» AIM:
Reproduce, without alteration, the part of the lines below that opens with the line containing "promo-banner[interactable]: 移动收款POS机 支付" and closes with the line containing "cta-input-bar[interactable] [262,315,400,355]". Include both of these lines.

[Extracted records]
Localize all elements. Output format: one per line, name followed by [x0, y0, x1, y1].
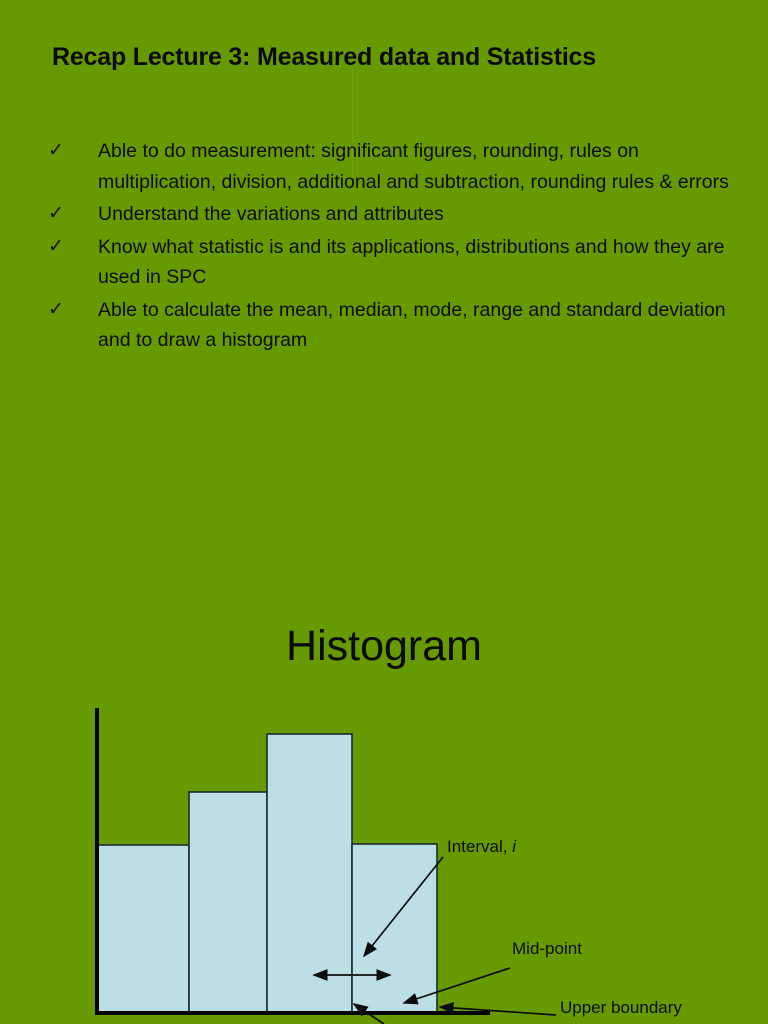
slide: Recap Lecture 3: Measured data and Stati…	[0, 0, 768, 1024]
check-icon: ✓	[48, 295, 64, 325]
annotation-upper-boundary: Upper boundary	[560, 998, 682, 1017]
annotation-midpoint: Mid-point	[512, 939, 582, 958]
list-item: ✓ Able to do measurement: significant fi…	[40, 136, 740, 197]
list-item-label: Understand the variations and attributes	[98, 199, 740, 230]
histogram-chart: Frequency Interval, i Mid-point	[0, 690, 768, 1024]
annotation-interval-symbol: i	[512, 837, 517, 856]
page-title: Recap Lecture 3: Measured data and Stati…	[52, 43, 742, 72]
check-icon: ✓	[48, 232, 64, 262]
histogram-svg: Frequency Interval, i Mid-point	[0, 690, 768, 1024]
list-item-label: Know what statistic is and its applicati…	[98, 232, 740, 293]
annotation-interval-prefix: Interval,	[447, 837, 512, 856]
histogram-bar	[189, 792, 267, 1013]
list-item: ✓ Understand the variations and attribut…	[40, 199, 740, 230]
list-item: ✓ Know what statistic is and its applica…	[40, 232, 740, 293]
histogram-heading: Histogram	[0, 620, 768, 672]
histogram-bar	[96, 845, 189, 1013]
list-item-label: Able to do measurement: significant figu…	[98, 136, 740, 197]
histogram-bar	[267, 734, 352, 1013]
check-icon: ✓	[48, 199, 64, 229]
check-icon: ✓	[48, 136, 64, 166]
annotation-interval: Interval, i	[447, 837, 517, 856]
histogram-bar	[352, 844, 437, 1013]
bullet-list: ✓ Able to do measurement: significant fi…	[40, 136, 740, 358]
list-item: ✓ Able to calculate the mean, median, mo…	[40, 295, 740, 356]
list-item-label: Able to calculate the mean, median, mode…	[98, 295, 740, 356]
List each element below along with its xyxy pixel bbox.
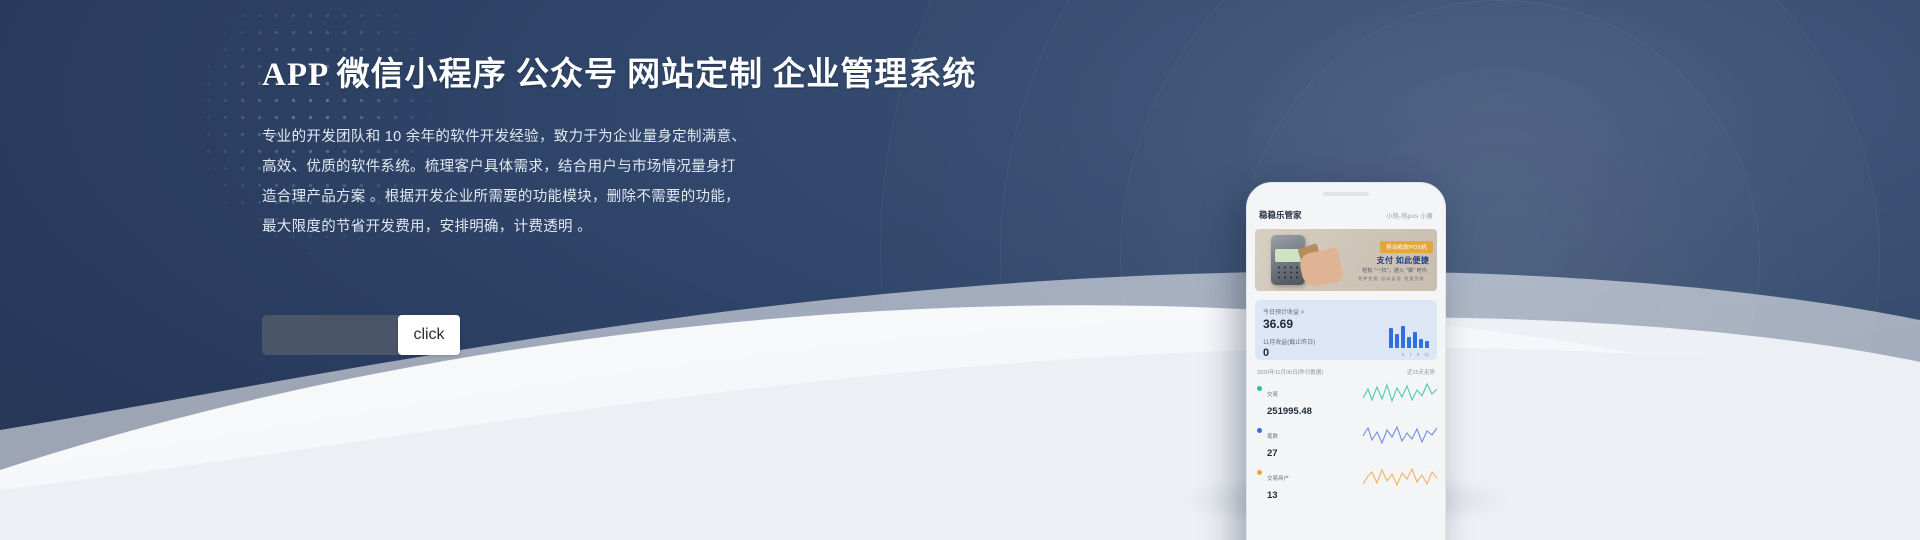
promo-banner[interactable]: 移动收款POS机 支付 如此便捷 轻松 "一扫"，通入 "袋" 时代 免押免租 … [1255,229,1437,291]
stat-label: 笔数 [1267,434,1278,440]
description-line-2: 高效、优质的软件系统。梳理客户具体需求，结合用户与市场情况量身打 [262,152,902,182]
cta-input-bar[interactable] [262,315,400,355]
banner-tertiary: 免押免租 自动返现 急速到账 [1358,276,1425,282]
list-item[interactable]: 笔数 27 [1255,422,1437,464]
stat-label: 交易商户 [1267,476,1289,482]
stat-value: 27 [1267,448,1278,459]
description-line-3: 造合理产品方案 。根据开发企业所需要的功能模块，删除不需要的功能， [262,182,902,212]
stats-list: 交易 251995.48 笔数 27 [1255,380,1437,506]
app-header: 稳稳乐管家 小热-热pos 小黄 [1255,203,1437,229]
page-title: APP 微信小程序 公众号 网站定制 企业管理系统 [262,56,902,96]
data-date-label: 2020年11月05日(昨日数据) [1257,368,1323,376]
sparkline-chart [1363,464,1437,490]
axis-tick: 7 [1409,352,1412,357]
earnings-axis-labels: 57911 [1402,352,1429,357]
phone-mockup: 稳稳乐管家 小热-热pos 小黄 移动收款POS机 支付 如此便捷 轻松 "一扫… [1246,182,1446,540]
earnings-bar-chart [1389,322,1429,348]
hero-copy: APP 微信小程序 公众号 网站定制 企业管理系统 专业的开发团队和 10 余年… [262,56,902,242]
banner-headline: 支付 如此便捷 [1377,255,1429,266]
today-earnings-label[interactable]: 今日预计收益 > [1263,307,1429,316]
hero-description: 专业的开发团队和 10 余年的软件开发经验，致力于为企业量身定制满意、 高效、优… [262,122,902,242]
bar [1425,341,1429,348]
data-summary-row: 2020年11月05日(昨日数据) 近15天走势 [1255,360,1437,380]
axis-tick: 5 [1402,352,1405,357]
axis-tick: 9 [1417,352,1420,357]
bar [1389,328,1393,348]
description-line-1: 专业的开发团队和 10 余年的软件开发经验，致力于为企业量身定制满意、 [262,122,902,152]
trend-label: 近15天走势 [1407,368,1435,376]
axis-tick: 11 [1424,352,1429,357]
list-item[interactable]: 交易 251995.48 [1255,380,1437,422]
description-line-4: 最大限度的节省开发费用，安排明确，计费透明 。 [262,212,902,242]
bar [1407,337,1411,348]
bar [1419,339,1423,348]
bar [1401,326,1405,348]
status-dot-icon [1257,470,1262,475]
sparkline-chart [1363,422,1437,448]
click-button[interactable]: click [398,315,460,355]
list-item[interactable]: 交易商户 13 [1255,464,1437,506]
cta-group[interactable]: click [262,315,460,355]
bar [1395,334,1399,348]
status-dot-icon [1257,428,1262,433]
earnings-card[interactable]: 今日预计收益 > 36.69 11月收益(截止昨日) 0 57911 [1255,300,1437,360]
phone-screen: 稳稳乐管家 小热-热pos 小黄 移动收款POS机 支付 如此便捷 轻松 "一扫… [1255,203,1437,540]
phone-speaker [1323,192,1369,196]
status-dot-icon [1257,386,1262,391]
banner-subline: 轻松 "一扫"，通入 "袋" 时代 [1362,267,1427,274]
bar [1413,332,1417,348]
hero-banner: APP 微信小程序 公众号 网站定制 企业管理系统 专业的开发团队和 10 余年… [0,0,1920,540]
stat-value: 13 [1267,490,1278,501]
stat-label: 交易 [1267,392,1278,398]
app-user-label: 小热-热pos 小黄 [1386,210,1433,220]
sparkline-chart [1363,380,1437,406]
app-title: 稳稳乐管家 [1259,209,1302,221]
banner-tag: 移动收款POS机 [1380,241,1433,253]
stat-value: 251995.48 [1267,406,1312,417]
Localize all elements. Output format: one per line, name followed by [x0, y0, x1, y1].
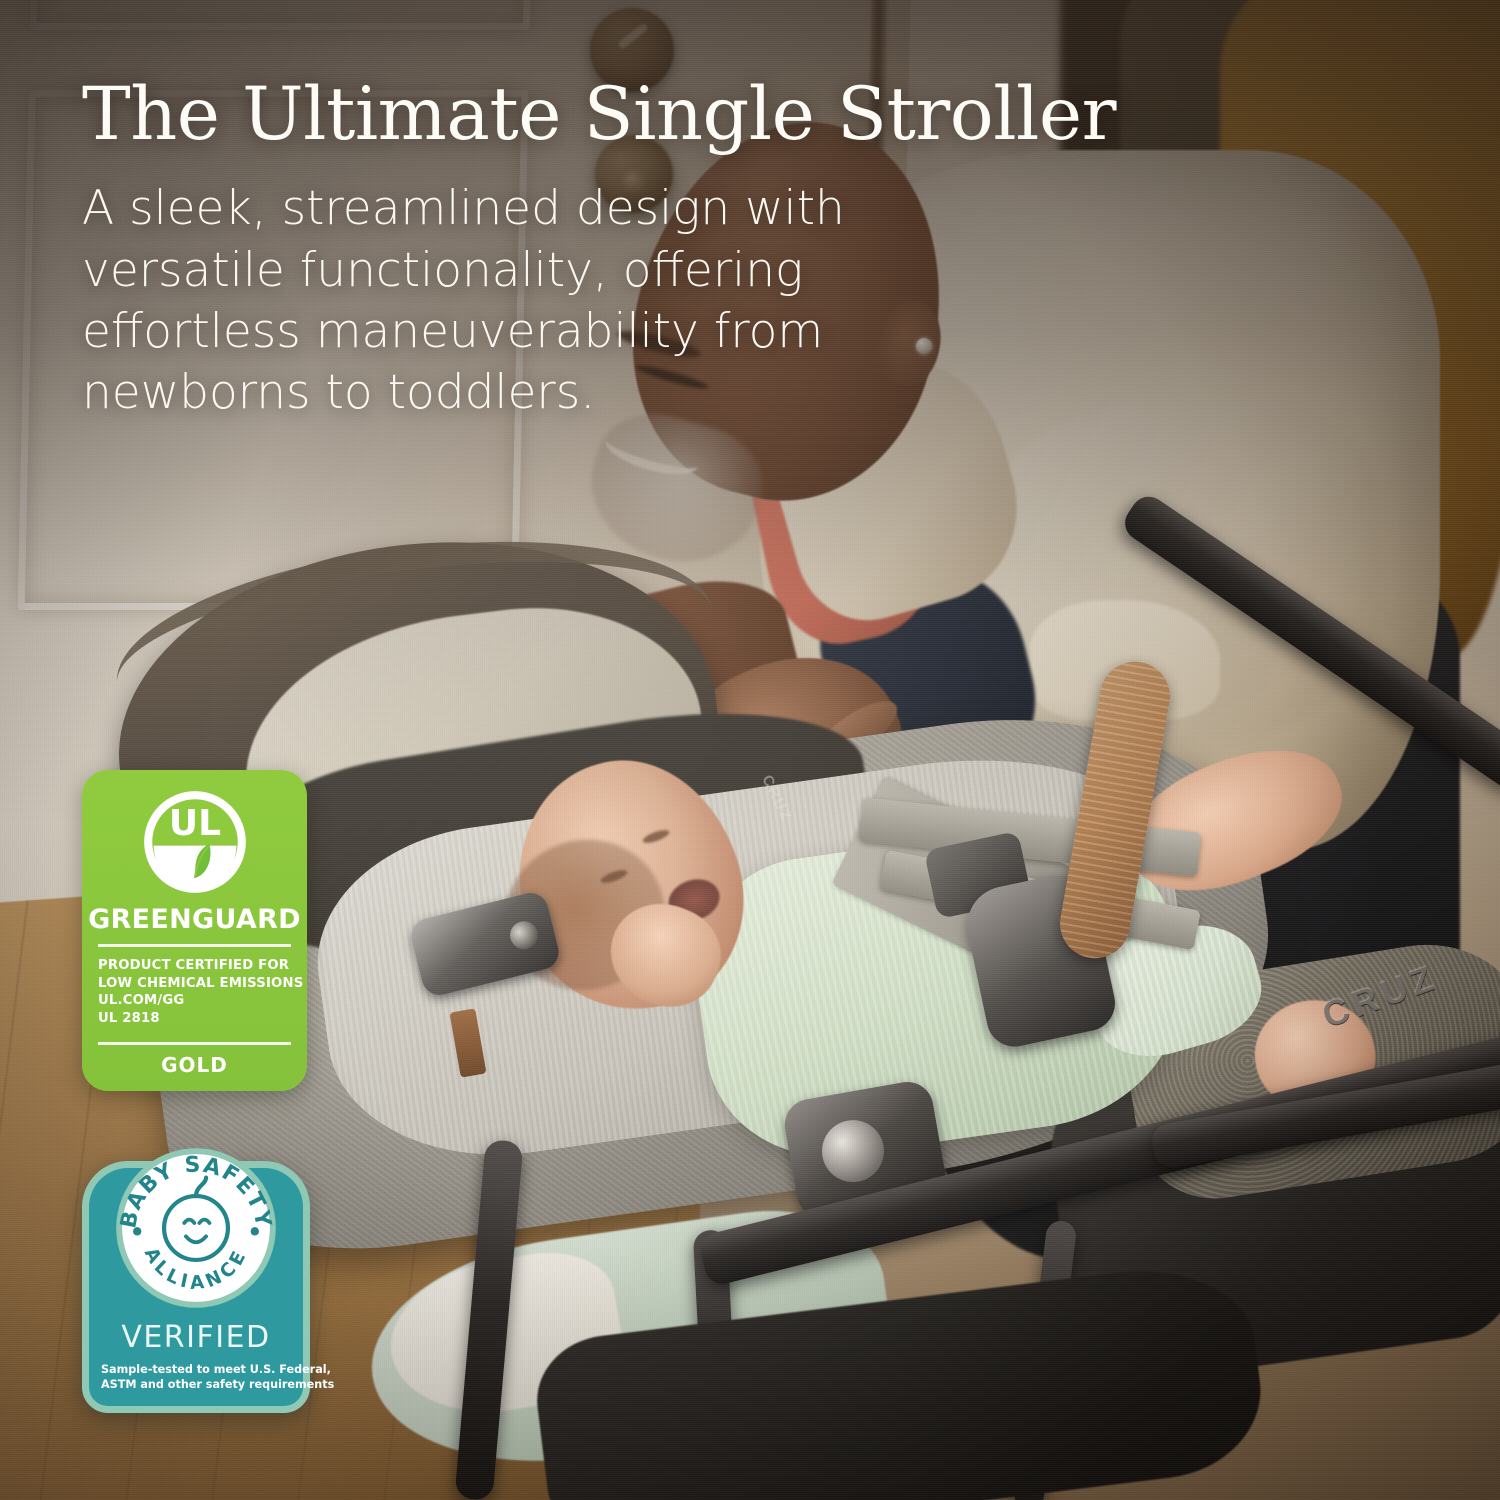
greenguard-detail-line: LOW CHEMICAL EMISSIONS	[98, 975, 291, 993]
subheadline-line: A sleek, streamlined design with	[82, 178, 912, 239]
greenguard-detail-line: PRODUCT CERTIFIED FOR	[98, 957, 291, 975]
baby-safety-note-line: ASTM and other safety requirements	[101, 1377, 291, 1392]
marketing-copy-block: The Ultimate Single Stroller A sleek, st…	[82, 78, 1262, 423]
baby-safety-alliance-seal-icon: BABY SAFETY ALLIANCE	[89, 1144, 303, 1312]
certification-badges: UL GREENGUARD PRODUCT CERTIFIED FOR LOW …	[82, 770, 310, 1413]
greenguard-badge: UL GREENGUARD PRODUCT CERTIFIED FOR LOW …	[82, 770, 307, 1091]
greenguard-details: PRODUCT CERTIFIED FOR LOW CHEMICAL EMISS…	[82, 947, 307, 1036]
subheadline-line: versatile functionality, offering	[82, 240, 912, 301]
door-panel-upper	[30, 0, 536, 30]
product-marketing-image: CRUZ CRUZ The Ultimate Single Stroller A…	[0, 0, 1500, 1500]
svg-text:UL: UL	[168, 803, 220, 844]
baby-safety-note-line: Sample-tested to meet U.S. Federal,	[101, 1362, 291, 1377]
subheadline-line: newborns to toddlers.	[82, 362, 912, 423]
greenguard-title: GREENGUARD	[82, 904, 307, 935]
baby-safety-status: VERIFIED	[89, 1320, 303, 1355]
page-title: The Ultimate Single Stroller	[82, 78, 1262, 152]
baby-safety-alliance-badge: BABY SAFETY ALLIANCE VERIFIED Sample-tes…	[82, 1161, 310, 1413]
baby-safety-note: Sample-tested to meet U.S. Federal, ASTM…	[89, 1355, 303, 1392]
greenguard-detail-line: UL 2818	[98, 1010, 291, 1028]
subheadline-line: effortless maneuverability from	[82, 301, 912, 362]
greenguard-level: GOLD	[82, 1045, 307, 1091]
greenguard-detail-line: UL.COM/GG	[98, 992, 291, 1010]
subheadline: A sleek, streamlined design with versati…	[82, 178, 912, 422]
ul-greenguard-icon: UL	[82, 788, 307, 896]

» WORKED SOLUTION:
promo-banner[interactable]: 移动收款POS机 支付 如此便捷 轻松 "一扫"，通入 "袋" 时代 免押免租 … [1255,229,1437,291]
stat-label: 笔数 [1267,434,1278,440]
description-line-2: 高效、优质的软件系统。梳理客户具体需求，结合用户与市场情况量身打 [262,152,902,182]
cta-input-bar[interactable] [262,315,400,355]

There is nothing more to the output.